------ GIVEN DATA ------

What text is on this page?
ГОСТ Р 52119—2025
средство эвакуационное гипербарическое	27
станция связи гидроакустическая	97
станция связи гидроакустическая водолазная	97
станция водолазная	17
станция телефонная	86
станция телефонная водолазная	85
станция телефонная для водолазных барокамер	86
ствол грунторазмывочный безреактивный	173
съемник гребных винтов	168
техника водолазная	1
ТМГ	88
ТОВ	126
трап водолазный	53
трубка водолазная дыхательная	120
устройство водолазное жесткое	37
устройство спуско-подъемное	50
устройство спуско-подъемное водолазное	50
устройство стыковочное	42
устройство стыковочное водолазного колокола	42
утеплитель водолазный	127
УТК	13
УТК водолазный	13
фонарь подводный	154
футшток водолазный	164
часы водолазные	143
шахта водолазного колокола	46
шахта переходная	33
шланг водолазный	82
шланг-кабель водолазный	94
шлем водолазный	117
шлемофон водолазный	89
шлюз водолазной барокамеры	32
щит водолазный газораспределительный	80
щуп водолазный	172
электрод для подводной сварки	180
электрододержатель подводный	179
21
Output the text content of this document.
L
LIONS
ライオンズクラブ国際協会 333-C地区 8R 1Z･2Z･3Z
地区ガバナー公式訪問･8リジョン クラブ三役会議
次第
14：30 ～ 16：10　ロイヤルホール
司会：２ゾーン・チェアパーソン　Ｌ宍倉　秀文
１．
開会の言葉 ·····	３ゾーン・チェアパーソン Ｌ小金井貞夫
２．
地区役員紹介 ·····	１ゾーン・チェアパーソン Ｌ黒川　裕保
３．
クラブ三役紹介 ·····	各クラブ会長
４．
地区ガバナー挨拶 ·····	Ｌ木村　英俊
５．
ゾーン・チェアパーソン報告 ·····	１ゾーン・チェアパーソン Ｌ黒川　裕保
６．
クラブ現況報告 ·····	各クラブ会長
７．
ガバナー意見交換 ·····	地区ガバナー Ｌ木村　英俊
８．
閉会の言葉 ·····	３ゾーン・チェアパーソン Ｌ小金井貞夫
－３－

------

• SHORT EXERCISE:
Write out exactly the lines of the entries above that run from the line containing "Output the text content of this document." through the last line, including both.

• ANSWER FOR THIS EXERCISE:
Output the text content of this document.
L
LIONS
ライオンズクラブ国際協会 333-C地区 8R 1Z･2Z･3Z
地区ガバナー公式訪問･8リジョン クラブ三役会議
次第
14：30 ～ 16：10　ロイヤルホール
司会：２ゾーン・チェアパーソン　Ｌ宍倉　秀文
１．
開会の言葉 ·····	３ゾーン・チェアパーソン Ｌ小金井貞夫
２．
地区役員紹介 ·····	１ゾーン・チェアパーソン Ｌ黒川　裕保
３．
クラブ三役紹介 ·····	各クラブ会長
４．
地区ガバナー挨拶 ·····	Ｌ木村　英俊
５．
ゾーン・チェアパーソン報告 ·····	１ゾーン・チェアパーソン Ｌ黒川　裕保
６．
クラブ現況報告 ·····	各クラブ会長
７．
ガバナー意見交換 ·····	地区ガバナー Ｌ木村　英俊
８．
閉会の言葉 ·····	３ゾーン・チェアパーソン Ｌ小金井貞夫
－３－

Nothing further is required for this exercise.